**To do:** Find the word "facilities" in the data. Return every line where it appears.

(Saved entries)
+++++
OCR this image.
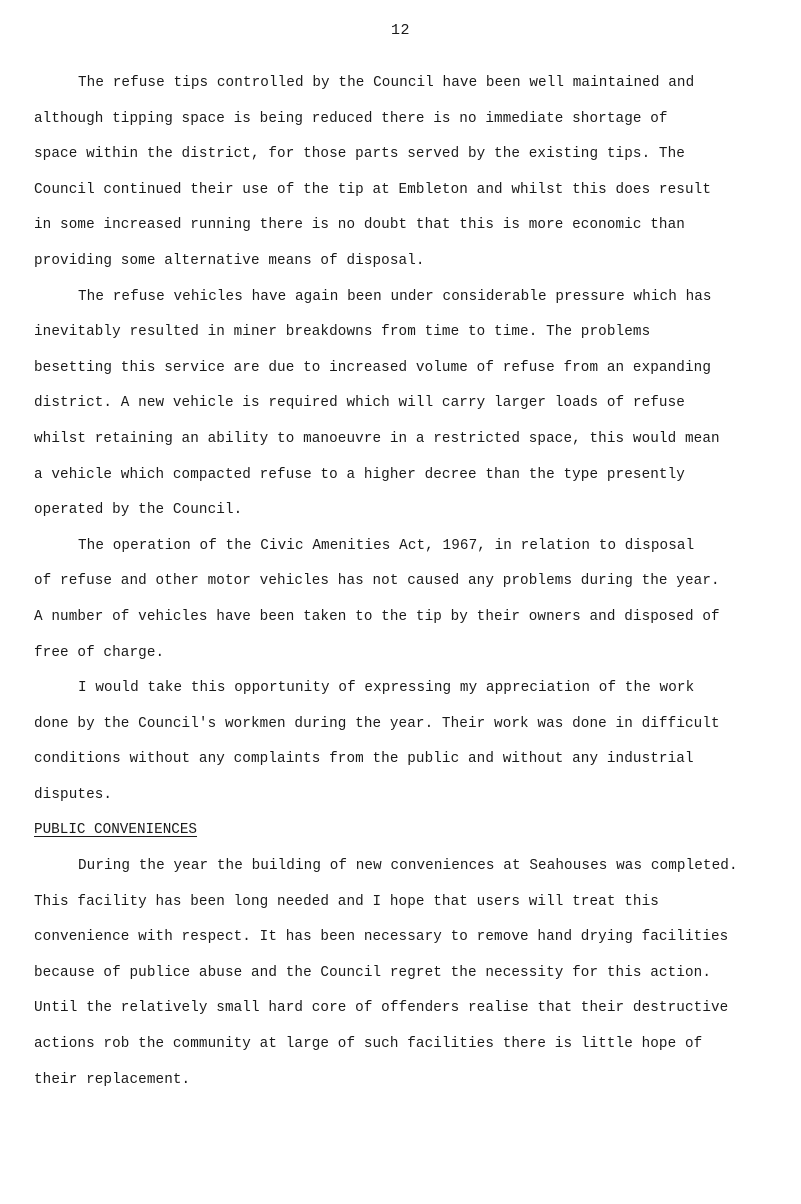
12

The refuse tips controlled by the Council have been well maintained and

although tipping space is being reduced there is no immediate shortage of

space within the district, for those parts served by the existing tips. The

Council continued their use of the tip at Embleton and whilst this does result

in some increased running there is no doubt that this is more economic than

providing some alternative means of disposal.

The refuse vehicles have again been under considerable pressure which has

inevitably resulted in miner breakdowns from time to time. The problems

besetting this service are due to increased volume of refuse from an expanding

district. A new vehicle is required which will carry larger loads of refuse

whilst retaining an ability to manoeuvre in a restricted space, this would mean

a vehicle which compacted refuse to a higher decree than the type presently

operated by the Council.

The operation of the Civic Amenities Act, 1967, in relation to disposal

of refuse and other motor vehicles has not caused any problems during the year.

A number of vehicles have been taken to the tip by their owners and disposed of

free of charge.

I would take this opportunity of expressing my appreciation of the work

done by the Council's workmen during the year. Their work was done in difficult

conditions without any complaints from the public and without any industrial

disputes.

PUBLIC CONVENIENCES

During the year the building of new conveniences at Seahouses was completed.

This facility has been long needed and I hope that users will treat this

convenience with respect. It has been necessary to remove hand drying facilities

because of publice abuse and the Council regret the necessity for this action.

Until the relatively small hard core of offenders realise that their destructive

actions rob the community at large of such facilities there is little hope of

their replacement.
+++++
**Complete answer:**
convenience with respect. It has been necessary to remove hand drying facilities
actions rob the community at large of such facilities there is little hope of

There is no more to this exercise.